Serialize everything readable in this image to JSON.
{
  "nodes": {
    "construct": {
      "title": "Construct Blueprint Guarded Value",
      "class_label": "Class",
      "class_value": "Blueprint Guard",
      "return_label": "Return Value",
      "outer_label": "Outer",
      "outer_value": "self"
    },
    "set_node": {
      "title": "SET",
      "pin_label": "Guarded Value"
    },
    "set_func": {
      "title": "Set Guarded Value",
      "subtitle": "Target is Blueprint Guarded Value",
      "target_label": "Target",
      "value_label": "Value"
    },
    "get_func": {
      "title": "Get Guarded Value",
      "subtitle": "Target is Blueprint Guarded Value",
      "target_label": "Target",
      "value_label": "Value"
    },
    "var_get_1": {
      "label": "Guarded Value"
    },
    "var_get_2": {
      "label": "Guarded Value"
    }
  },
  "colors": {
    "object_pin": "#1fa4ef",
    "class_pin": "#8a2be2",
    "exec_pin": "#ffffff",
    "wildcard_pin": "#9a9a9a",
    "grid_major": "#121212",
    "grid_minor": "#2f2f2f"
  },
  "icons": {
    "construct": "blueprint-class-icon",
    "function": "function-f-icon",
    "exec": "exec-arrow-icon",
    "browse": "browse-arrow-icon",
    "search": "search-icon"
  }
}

====

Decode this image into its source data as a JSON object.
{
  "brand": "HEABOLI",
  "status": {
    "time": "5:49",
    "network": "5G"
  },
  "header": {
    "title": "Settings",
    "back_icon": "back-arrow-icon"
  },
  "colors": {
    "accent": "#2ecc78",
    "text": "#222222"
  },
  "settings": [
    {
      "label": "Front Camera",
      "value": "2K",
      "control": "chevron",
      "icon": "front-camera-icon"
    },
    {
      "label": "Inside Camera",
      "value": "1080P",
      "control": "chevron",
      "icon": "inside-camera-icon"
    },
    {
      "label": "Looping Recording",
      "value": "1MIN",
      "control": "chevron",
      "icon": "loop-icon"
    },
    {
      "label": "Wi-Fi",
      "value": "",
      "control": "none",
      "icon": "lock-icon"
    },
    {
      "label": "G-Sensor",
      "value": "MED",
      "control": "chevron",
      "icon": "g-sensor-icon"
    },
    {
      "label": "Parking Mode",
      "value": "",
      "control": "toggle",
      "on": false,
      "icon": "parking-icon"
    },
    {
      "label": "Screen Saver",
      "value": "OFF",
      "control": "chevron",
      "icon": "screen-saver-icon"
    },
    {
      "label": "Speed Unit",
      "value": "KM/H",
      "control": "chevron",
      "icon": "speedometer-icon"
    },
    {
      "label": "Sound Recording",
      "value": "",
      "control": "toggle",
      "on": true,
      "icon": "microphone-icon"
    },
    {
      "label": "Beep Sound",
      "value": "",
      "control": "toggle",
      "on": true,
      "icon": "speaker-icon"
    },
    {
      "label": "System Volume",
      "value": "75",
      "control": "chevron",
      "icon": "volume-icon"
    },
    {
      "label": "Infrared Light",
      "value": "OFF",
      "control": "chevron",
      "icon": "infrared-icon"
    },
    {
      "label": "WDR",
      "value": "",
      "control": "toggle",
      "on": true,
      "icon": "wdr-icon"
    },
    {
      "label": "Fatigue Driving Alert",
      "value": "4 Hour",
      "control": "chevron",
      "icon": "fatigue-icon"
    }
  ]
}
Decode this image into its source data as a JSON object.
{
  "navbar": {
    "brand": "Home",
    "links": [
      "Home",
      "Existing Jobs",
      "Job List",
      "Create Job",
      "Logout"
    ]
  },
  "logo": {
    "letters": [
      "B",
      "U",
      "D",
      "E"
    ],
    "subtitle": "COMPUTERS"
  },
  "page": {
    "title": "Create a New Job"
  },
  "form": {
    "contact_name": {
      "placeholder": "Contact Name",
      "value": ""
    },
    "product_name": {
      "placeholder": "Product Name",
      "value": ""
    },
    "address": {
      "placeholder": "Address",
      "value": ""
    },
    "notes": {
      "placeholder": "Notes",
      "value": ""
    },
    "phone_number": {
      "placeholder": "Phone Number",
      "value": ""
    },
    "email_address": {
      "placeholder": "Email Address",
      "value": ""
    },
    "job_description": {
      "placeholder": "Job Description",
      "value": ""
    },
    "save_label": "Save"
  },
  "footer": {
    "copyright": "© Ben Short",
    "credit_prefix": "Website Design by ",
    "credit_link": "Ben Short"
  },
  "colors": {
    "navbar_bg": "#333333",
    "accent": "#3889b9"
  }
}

====

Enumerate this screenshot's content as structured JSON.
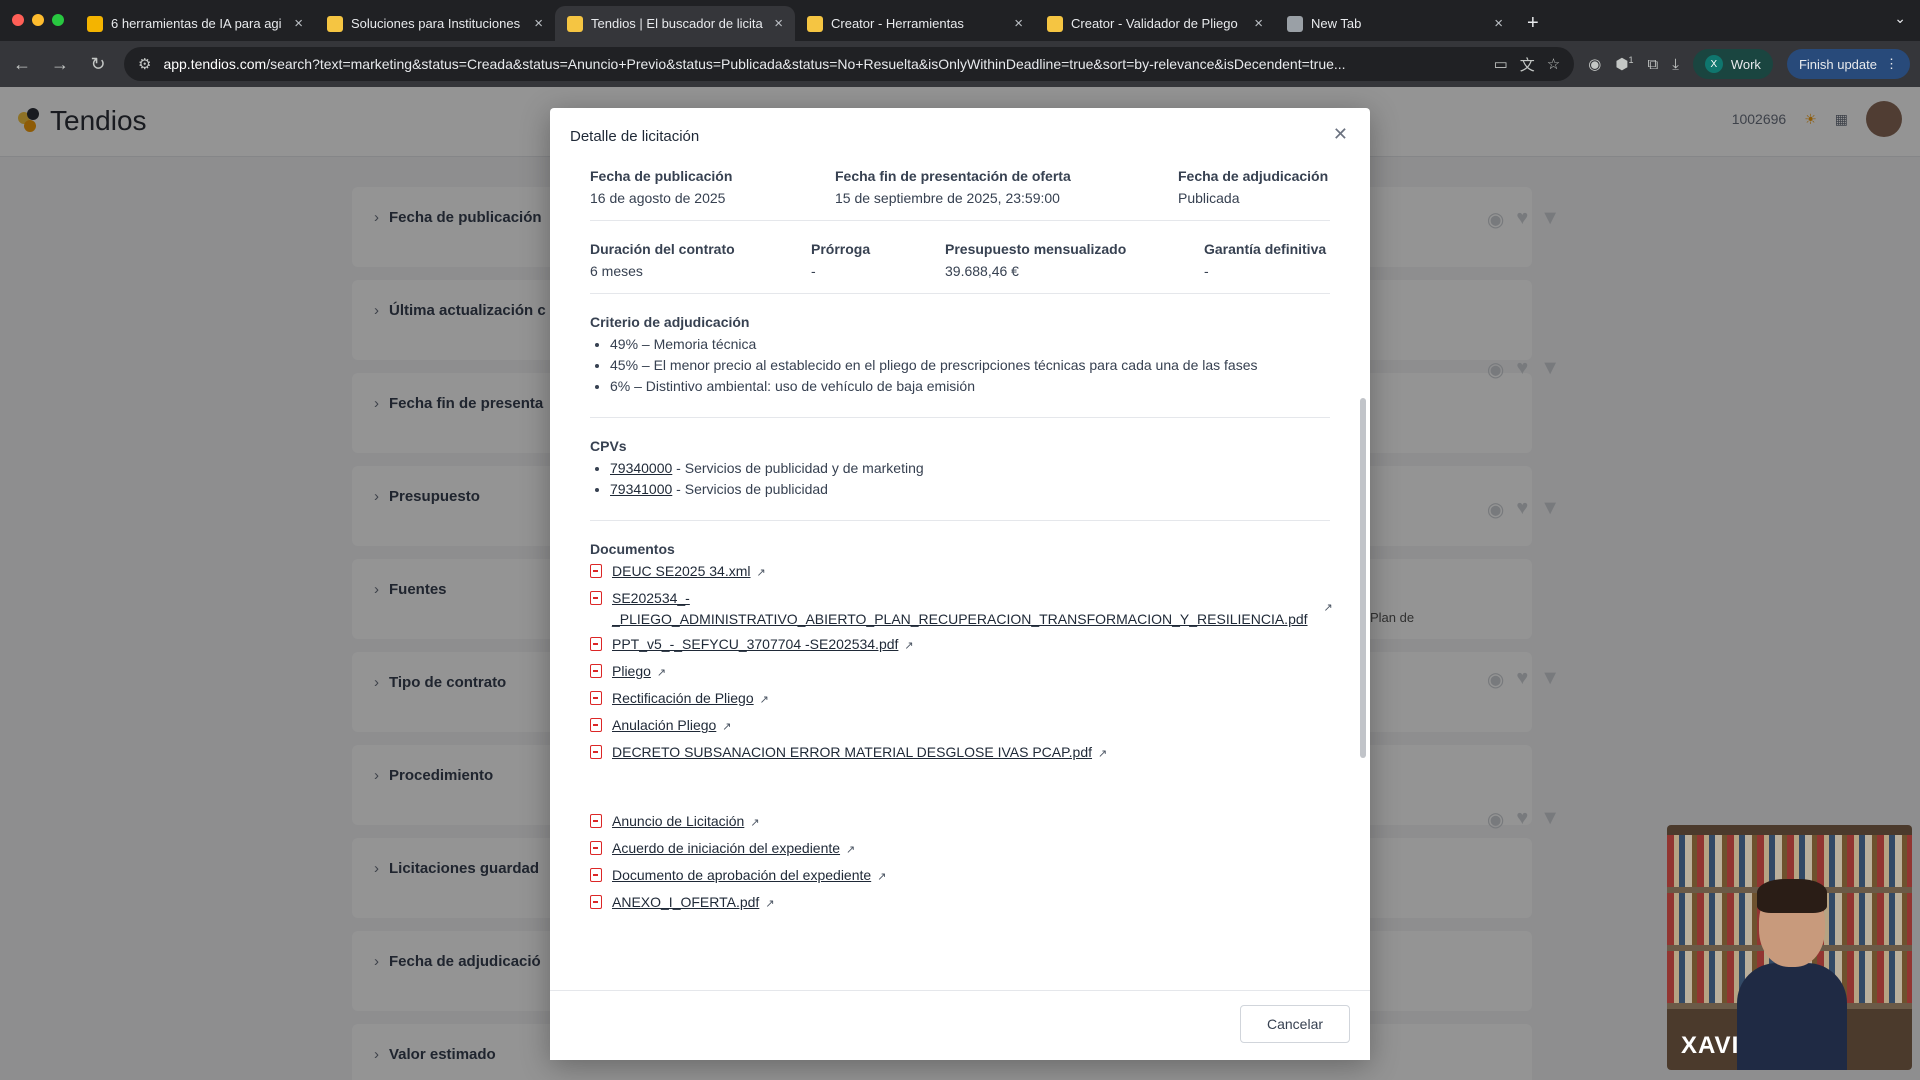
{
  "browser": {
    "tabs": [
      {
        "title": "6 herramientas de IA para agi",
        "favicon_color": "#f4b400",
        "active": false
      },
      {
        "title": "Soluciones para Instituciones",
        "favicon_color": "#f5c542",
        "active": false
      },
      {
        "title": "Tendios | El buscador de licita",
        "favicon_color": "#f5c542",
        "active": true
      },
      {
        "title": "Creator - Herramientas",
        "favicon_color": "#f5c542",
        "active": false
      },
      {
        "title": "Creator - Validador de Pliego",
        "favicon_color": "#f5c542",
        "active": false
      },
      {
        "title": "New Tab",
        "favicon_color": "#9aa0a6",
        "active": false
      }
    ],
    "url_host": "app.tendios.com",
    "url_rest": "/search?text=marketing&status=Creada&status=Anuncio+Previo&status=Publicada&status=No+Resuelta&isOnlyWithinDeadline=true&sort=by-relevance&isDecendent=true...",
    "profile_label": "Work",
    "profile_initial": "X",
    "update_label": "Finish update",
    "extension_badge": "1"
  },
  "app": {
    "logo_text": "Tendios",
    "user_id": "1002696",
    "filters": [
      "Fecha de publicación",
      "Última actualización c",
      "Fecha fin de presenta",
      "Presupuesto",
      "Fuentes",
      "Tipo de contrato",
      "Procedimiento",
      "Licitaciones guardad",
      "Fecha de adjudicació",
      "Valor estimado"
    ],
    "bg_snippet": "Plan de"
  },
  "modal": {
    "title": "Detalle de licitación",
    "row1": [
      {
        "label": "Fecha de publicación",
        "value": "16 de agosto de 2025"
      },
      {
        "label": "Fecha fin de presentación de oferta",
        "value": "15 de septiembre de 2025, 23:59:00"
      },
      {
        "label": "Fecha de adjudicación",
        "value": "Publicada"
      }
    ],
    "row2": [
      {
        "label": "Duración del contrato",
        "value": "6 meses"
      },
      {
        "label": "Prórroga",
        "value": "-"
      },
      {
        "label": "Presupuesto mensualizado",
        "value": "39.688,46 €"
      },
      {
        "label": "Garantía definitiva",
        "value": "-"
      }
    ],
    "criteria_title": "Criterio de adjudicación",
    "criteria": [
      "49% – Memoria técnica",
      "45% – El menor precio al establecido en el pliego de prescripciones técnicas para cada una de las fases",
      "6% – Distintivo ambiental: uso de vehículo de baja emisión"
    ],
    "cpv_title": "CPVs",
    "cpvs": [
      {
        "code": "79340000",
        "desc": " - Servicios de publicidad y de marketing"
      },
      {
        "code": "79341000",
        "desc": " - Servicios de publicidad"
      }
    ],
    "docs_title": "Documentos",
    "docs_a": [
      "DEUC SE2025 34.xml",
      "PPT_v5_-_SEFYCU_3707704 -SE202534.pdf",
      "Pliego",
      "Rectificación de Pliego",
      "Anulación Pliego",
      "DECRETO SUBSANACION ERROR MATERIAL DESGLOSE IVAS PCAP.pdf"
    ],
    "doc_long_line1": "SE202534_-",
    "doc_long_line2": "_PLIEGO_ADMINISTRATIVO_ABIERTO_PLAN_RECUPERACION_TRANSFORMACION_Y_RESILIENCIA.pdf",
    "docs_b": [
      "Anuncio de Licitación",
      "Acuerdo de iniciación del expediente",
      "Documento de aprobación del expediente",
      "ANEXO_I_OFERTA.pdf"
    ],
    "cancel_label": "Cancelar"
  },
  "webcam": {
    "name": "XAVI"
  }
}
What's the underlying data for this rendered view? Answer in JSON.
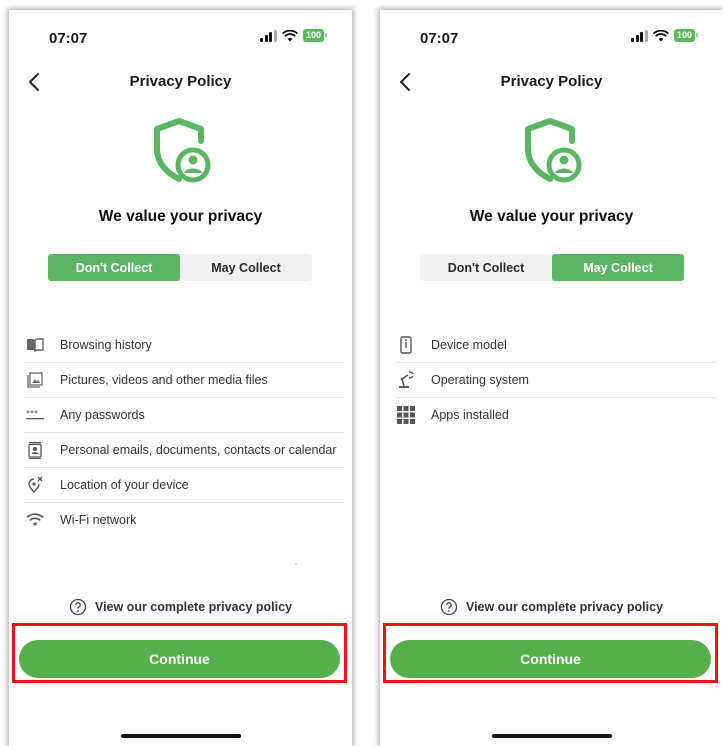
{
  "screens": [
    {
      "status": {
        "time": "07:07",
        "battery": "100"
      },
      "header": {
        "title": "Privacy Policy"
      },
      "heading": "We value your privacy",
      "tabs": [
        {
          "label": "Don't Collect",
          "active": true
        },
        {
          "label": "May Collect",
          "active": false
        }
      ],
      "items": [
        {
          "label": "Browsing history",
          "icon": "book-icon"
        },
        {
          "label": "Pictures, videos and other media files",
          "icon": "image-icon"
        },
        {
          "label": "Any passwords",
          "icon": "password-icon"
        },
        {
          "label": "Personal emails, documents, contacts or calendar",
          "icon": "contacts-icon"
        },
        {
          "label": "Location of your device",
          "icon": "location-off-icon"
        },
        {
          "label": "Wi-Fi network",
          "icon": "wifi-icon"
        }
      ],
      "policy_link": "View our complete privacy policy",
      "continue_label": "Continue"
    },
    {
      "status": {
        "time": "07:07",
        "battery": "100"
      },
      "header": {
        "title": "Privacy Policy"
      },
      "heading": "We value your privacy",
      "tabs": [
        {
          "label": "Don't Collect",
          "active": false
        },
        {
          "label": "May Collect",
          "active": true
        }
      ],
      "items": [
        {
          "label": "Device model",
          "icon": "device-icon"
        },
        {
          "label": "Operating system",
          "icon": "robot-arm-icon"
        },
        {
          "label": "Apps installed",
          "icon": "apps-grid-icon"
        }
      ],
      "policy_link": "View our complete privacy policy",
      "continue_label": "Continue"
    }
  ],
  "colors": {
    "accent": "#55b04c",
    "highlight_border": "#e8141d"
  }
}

====

Extract every line containing the string "Fecha" from the data above.

SOLUTION FOR THIS TASK >>
      "Fecha de publicación",
      "Fecha fin de presenta",
      "Fecha de adjudicació",
        "label": "Fecha de publicación",
        "label": "Fecha fin de presentación de oferta",
        "label": "Fecha de adjudicación",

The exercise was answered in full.